→ **Task data**

•••••

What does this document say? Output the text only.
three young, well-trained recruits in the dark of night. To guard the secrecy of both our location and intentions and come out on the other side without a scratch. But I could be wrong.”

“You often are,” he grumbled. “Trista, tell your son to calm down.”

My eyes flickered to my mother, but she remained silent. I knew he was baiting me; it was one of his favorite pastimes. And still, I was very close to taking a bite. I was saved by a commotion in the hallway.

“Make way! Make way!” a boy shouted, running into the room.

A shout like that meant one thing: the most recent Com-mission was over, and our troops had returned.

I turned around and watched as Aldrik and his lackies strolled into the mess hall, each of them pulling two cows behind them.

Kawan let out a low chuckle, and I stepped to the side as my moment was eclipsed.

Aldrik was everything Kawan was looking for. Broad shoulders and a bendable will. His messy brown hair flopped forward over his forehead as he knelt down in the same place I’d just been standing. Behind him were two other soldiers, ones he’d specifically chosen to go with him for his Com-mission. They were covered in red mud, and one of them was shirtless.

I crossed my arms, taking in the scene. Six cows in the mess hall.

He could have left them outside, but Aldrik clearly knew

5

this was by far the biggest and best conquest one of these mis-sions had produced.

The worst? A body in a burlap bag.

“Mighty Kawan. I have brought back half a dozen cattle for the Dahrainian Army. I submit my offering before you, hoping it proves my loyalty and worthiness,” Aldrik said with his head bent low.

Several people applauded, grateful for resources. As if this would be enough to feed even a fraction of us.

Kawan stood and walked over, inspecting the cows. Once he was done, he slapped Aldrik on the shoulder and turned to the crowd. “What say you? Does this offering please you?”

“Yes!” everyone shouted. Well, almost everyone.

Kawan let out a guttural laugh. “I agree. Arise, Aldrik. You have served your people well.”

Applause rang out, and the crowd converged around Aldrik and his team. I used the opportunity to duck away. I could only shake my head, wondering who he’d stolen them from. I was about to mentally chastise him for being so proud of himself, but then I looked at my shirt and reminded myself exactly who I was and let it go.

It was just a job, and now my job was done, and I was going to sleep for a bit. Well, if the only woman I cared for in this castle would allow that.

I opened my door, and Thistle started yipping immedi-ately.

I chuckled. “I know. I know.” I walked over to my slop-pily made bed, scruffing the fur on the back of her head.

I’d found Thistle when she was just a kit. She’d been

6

•••••

→ **Your goal**
Find every line in the records above that holds the word "been", and copy each one.

→ **Response for this exercise**
Aldrik was everything Kawan was looking for. Broad shoulders and a bendable will. His messy brown hair flopped forward over his forehead as he knelt down in the same place I’d just been standing. Behind him were two other soldiers, ones he’d specifically chosen to go with him for his Com-mission. They were covered in red mud, and one of them was shirtless.
I’d found Thistle when she was just a kit. She’d been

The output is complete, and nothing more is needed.